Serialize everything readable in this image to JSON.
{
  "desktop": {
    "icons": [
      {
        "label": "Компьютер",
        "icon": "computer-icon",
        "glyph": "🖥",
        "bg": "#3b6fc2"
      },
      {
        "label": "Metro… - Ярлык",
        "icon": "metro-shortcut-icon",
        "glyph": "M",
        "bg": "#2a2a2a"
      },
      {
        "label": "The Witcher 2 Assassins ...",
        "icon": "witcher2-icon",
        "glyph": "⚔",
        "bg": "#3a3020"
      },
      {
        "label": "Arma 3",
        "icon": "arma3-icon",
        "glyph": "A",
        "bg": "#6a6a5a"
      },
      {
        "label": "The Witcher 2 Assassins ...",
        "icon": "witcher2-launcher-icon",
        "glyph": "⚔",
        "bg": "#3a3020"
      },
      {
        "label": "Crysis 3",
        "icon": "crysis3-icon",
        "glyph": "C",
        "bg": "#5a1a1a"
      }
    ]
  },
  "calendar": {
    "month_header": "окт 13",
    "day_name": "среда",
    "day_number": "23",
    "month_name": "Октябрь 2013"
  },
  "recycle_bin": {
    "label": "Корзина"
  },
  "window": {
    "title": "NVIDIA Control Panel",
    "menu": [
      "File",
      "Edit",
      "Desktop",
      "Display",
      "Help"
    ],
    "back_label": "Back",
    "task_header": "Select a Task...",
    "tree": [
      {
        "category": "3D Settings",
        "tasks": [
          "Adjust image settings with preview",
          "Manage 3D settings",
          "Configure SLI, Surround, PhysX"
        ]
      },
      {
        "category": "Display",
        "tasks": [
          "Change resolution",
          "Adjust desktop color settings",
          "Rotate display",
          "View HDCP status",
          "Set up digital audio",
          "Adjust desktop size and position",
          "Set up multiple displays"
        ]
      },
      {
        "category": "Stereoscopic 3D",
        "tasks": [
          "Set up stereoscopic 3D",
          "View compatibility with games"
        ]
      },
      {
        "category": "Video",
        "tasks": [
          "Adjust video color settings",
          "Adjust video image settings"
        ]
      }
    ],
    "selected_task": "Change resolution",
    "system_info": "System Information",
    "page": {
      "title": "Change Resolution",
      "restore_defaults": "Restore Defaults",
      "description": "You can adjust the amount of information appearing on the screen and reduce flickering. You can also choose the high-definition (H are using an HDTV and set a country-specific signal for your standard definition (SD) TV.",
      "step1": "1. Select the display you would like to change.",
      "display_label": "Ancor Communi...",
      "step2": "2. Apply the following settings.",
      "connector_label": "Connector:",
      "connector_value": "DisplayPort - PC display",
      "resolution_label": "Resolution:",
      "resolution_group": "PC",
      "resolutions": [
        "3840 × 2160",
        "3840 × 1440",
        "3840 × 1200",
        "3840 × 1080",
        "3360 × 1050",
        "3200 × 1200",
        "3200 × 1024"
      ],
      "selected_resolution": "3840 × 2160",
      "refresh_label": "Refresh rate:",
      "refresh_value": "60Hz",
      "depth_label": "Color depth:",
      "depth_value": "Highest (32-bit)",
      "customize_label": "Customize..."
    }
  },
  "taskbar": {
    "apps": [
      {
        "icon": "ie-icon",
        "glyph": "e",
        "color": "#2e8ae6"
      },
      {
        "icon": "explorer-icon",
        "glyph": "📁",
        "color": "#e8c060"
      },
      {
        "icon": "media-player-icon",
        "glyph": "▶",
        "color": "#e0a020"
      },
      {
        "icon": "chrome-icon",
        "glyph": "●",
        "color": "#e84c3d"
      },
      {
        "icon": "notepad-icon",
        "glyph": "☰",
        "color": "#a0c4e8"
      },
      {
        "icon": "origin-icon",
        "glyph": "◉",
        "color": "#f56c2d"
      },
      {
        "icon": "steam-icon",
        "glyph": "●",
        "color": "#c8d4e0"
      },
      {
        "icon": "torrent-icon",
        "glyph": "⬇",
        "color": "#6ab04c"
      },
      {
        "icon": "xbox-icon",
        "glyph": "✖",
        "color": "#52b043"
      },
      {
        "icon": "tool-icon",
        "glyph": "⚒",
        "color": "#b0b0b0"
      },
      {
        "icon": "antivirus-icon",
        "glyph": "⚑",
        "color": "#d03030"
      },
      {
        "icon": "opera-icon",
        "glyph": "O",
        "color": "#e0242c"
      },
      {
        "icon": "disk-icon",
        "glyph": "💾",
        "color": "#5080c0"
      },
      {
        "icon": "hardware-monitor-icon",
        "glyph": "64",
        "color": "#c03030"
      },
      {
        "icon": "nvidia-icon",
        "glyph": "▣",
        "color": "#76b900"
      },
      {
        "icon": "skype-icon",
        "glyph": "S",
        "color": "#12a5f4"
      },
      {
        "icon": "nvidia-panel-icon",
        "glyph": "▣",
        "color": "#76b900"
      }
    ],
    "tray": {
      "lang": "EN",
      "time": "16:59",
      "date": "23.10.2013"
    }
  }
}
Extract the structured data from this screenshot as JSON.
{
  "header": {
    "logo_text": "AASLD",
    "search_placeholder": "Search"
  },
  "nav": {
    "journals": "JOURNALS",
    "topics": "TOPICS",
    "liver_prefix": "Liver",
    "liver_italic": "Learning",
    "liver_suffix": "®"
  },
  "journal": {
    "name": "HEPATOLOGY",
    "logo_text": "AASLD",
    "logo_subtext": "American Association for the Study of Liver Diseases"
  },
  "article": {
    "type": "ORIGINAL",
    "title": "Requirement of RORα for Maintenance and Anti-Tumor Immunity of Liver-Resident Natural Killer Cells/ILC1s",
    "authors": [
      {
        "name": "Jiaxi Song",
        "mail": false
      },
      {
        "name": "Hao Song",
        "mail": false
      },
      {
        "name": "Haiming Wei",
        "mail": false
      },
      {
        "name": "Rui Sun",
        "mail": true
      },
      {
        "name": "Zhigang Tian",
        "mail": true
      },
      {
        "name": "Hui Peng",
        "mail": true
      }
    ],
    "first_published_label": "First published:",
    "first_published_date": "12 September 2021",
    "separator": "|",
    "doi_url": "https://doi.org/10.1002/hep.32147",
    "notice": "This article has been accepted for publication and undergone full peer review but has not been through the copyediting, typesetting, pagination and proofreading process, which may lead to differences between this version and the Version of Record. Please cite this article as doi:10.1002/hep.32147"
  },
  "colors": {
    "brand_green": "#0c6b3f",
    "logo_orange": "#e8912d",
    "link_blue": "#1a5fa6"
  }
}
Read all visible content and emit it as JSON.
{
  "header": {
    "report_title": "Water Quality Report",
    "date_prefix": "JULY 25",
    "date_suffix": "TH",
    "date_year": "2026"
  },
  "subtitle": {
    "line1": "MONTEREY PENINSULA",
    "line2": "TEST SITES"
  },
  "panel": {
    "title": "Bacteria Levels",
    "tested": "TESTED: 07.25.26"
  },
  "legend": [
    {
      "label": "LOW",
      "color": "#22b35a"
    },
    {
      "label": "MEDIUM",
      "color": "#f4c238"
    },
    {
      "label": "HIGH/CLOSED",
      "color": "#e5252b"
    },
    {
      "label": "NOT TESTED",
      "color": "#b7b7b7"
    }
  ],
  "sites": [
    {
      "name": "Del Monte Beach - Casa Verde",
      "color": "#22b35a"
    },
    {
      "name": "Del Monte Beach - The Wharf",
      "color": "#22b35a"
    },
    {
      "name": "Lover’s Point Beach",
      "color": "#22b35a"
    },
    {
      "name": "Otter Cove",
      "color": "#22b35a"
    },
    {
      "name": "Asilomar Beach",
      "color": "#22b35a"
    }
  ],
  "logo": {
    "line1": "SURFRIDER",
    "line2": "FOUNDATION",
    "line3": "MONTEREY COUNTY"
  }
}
* * * * * * * * *
What's wanted is a faithful copy of each entry above.

Serialize everything readable in this image to JSON.
{
  "desktop": {
    "icons": [
      {
        "label": "Компьютер",
        "icon": "computer-icon",
        "glyph": "🖥",
        "bg": "#3b6fc2"
      },
      {
        "label": "Metro… - Ярлык",
        "icon": "metro-shortcut-icon",
        "glyph": "M",
        "bg": "#2a2a2a"
      },
      {
        "label": "The Witcher 2 Assassins ...",
        "icon": "witcher2-icon",
        "glyph": "⚔",
        "bg": "#3a3020"
      },
      {
        "label": "Arma 3",
        "icon": "arma3-icon",
        "glyph": "A",
        "bg": "#6a6a5a"
      },
      {
        "label": "The Witcher 2 Assassins ...",
        "icon": "witcher2-launcher-icon",
        "glyph": "⚔",
        "bg": "#3a3020"
      },
      {
        "label": "Crysis 3",
        "icon": "crysis3-icon",
        "glyph": "C",
        "bg": "#5a1a1a"
      }
    ]
  },
  "calendar": {
    "month_header": "окт 13",
    "day_name": "среда",
    "day_number": "23",
    "month_name": "Октябрь 2013"
  },
  "recycle_bin": {
    "label": "Корзина"
  },
  "window": {
    "title": "NVIDIA Control Panel",
    "menu": [
      "File",
      "Edit",
      "Desktop",
      "Display",
      "Help"
    ],
    "back_label": "Back",
    "task_header": "Select a Task...",
    "tree": [
      {
        "category": "3D Settings",
        "tasks": [
          "Adjust image settings with preview",
          "Manage 3D settings",
          "Configure SLI, Surround, PhysX"
        ]
      },
      {
        "category": "Display",
        "tasks": [
          "Change resolution",
          "Adjust desktop color settings",
          "Rotate display",
          "View HDCP status",
          "Set up digital audio",
          "Adjust desktop size and position",
          "Set up multiple displays"
        ]
      },
      {
        "category": "Stereoscopic 3D",
        "tasks": [
          "Set up stereoscopic 3D",
          "View compatibility with games"
        ]
      },
      {
        "category": "Video",
        "tasks": [
          "Adjust video color settings",
          "Adjust video image settings"
        ]
      }
    ],
    "selected_task": "Change resolution",
    "system_info": "System Information",
    "page": {
      "title": "Change Resolution",
      "restore_defaults": "Restore Defaults",
      "description": "You can adjust the amount of information appearing on the screen and reduce flickering. You can also choose the high-definition (H are using an HDTV and set a country-specific signal for your standard definition (SD) TV.",
      "step1": "1. Select the display you would like to change.",
      "display_label": "Ancor Communi...",
      "step2": "2. Apply the following settings.",
      "connector_label": "Connector:",
      "connector_value": "DisplayPort - PC display",
      "resolution_label": "Resolution:",
      "resolution_group": "PC",
      "resolutions": [
        "3840 × 2160",
        "3840 × 1440",
        "3840 × 1200",
        "3840 × 1080",
        "3360 × 1050",
        "3200 × 1200",
        "3200 × 1024"
      ],
      "selected_resolution": "3840 × 2160",
      "refresh_label": "Refresh rate:",
      "refresh_value": "60Hz",
      "depth_label": "Color depth:",
      "depth_value": "Highest (32-bit)",
      "customize_label": "Customize..."
    }
  },
  "taskbar": {
    "apps": [
      {
        "icon": "ie-icon",
        "glyph": "e",
        "color": "#2e8ae6"
      },
      {
        "icon": "explorer-icon",
        "glyph": "📁",
        "color": "#e8c060"
      },
      {
        "icon": "media-player-icon",
        "glyph": "▶",
        "color": "#e0a020"
      },
      {
        "icon": "chrome-icon",
        "glyph": "●",
        "color": "#e84c3d"
      },
      {
        "icon": "notepad-icon",
        "glyph": "☰",
        "color": "#a0c4e8"
      },
      {
        "icon": "origin-icon",
        "glyph": "◉",
        "color": "#f56c2d"
      },
      {
        "icon": "steam-icon",
        "glyph": "●",
        "color": "#c8d4e0"
      },
      {
        "icon": "torrent-icon",
        "glyph": "⬇",
        "color": "#6ab04c"
      },
      {
        "icon": "xbox-icon",
        "glyph": "✖",
        "color": "#52b043"
      },
      {
        "icon": "tool-icon",
        "glyph": "⚒",
        "color": "#b0b0b0"
      },
      {
        "icon": "antivirus-icon",
        "glyph": "⚑",
        "color": "#d03030"
      },
      {
        "icon": "opera-icon",
        "glyph": "O",
        "color": "#e0242c"
      },
      {
        "icon": "disk-icon",
        "glyph": "💾",
        "color": "#5080c0"
      },
      {
        "icon": "hardware-monitor-icon",
        "glyph": "64",
        "color": "#c03030"
      },
      {
        "icon": "nvidia-icon",
        "glyph": "▣",
        "color": "#76b900"
      },
      {
        "icon": "skype-icon",
        "glyph": "S",
        "color": "#12a5f4"
      },
      {
        "icon": "nvidia-panel-icon",
        "glyph": "▣",
        "color": "#76b900"
      }
    ],
    "tray": {
      "lang": "EN",
      "time": "16:59",
      "date": "23.10.2013"
    }
  }
}
Extract the structured data from this screenshot as JSON.
{
  "header": {
    "logo_text": "AASLD",
    "search_placeholder": "Search"
  },
  "nav": {
    "journals": "JOURNALS",
    "topics": "TOPICS",
    "liver_prefix": "Liver",
    "liver_italic": "Learning",
    "liver_suffix": "®"
  },
  "journal": {
    "name": "HEPATOLOGY",
    "logo_text": "AASLD",
    "logo_subtext": "American Association for the Study of Liver Diseases"
  },
  "article": {
    "type": "ORIGINAL",
    "title": "Requirement of RORα for Maintenance and Anti-Tumor Immunity of Liver-Resident Natural Killer Cells/ILC1s",
    "authors": [
      {
        "name": "Jiaxi Song",
        "mail": false
      },
      {
        "name": "Hao Song",
        "mail": false
      },
      {
        "name": "Haiming Wei",
        "mail": false
      },
      {
        "name": "Rui Sun",
        "mail": true
      },
      {
        "name": "Zhigang Tian",
        "mail": true
      },
      {
        "name": "Hui Peng",
        "mail": true
      }
    ],
    "first_published_label": "First published:",
    "first_published_date": "12 September 2021",
    "separator": "|",
    "doi_url": "https://doi.org/10.1002/hep.32147",
    "notice": "This article has been accepted for publication and undergone full peer review but has not been through the copyediting, typesetting, pagination and proofreading process, which may lead to differences between this version and the Version of Record. Please cite this article as doi:10.1002/hep.32147"
  },
  "colors": {
    "brand_green": "#0c6b3f",
    "logo_orange": "#e8912d",
    "link_blue": "#1a5fa6"
  }
}
Read all visible content and emit it as JSON.
{
  "header": {
    "report_title": "Water Quality Report",
    "date_prefix": "JULY 25",
    "date_suffix": "TH",
    "date_year": "2026"
  },
  "subtitle": {
    "line1": "MONTEREY PENINSULA",
    "line2": "TEST SITES"
  },
  "panel": {
    "title": "Bacteria Levels",
    "tested": "TESTED: 07.25.26"
  },
  "legend": [
    {
      "label": "LOW",
      "color": "#22b35a"
    },
    {
      "label": "MEDIUM",
      "color": "#f4c238"
    },
    {
      "label": "HIGH/CLOSED",
      "color": "#e5252b"
    },
    {
      "label": "NOT TESTED",
      "color": "#b7b7b7"
    }
  ],
  "sites": [
    {
      "name": "Del Monte Beach - Casa Verde",
      "color": "#22b35a"
    },
    {
      "name": "Del Monte Beach - The Wharf",
      "color": "#22b35a"
    },
    {
      "name": "Lover’s Point Beach",
      "color": "#22b35a"
    },
    {
      "name": "Otter Cove",
      "color": "#22b35a"
    },
    {
      "name": "Asilomar Beach",
      "color": "#22b35a"
    }
  ],
  "logo": {
    "line1": "SURFRIDER",
    "line2": "FOUNDATION",
    "line3": "MONTEREY COUNTY"
  }
}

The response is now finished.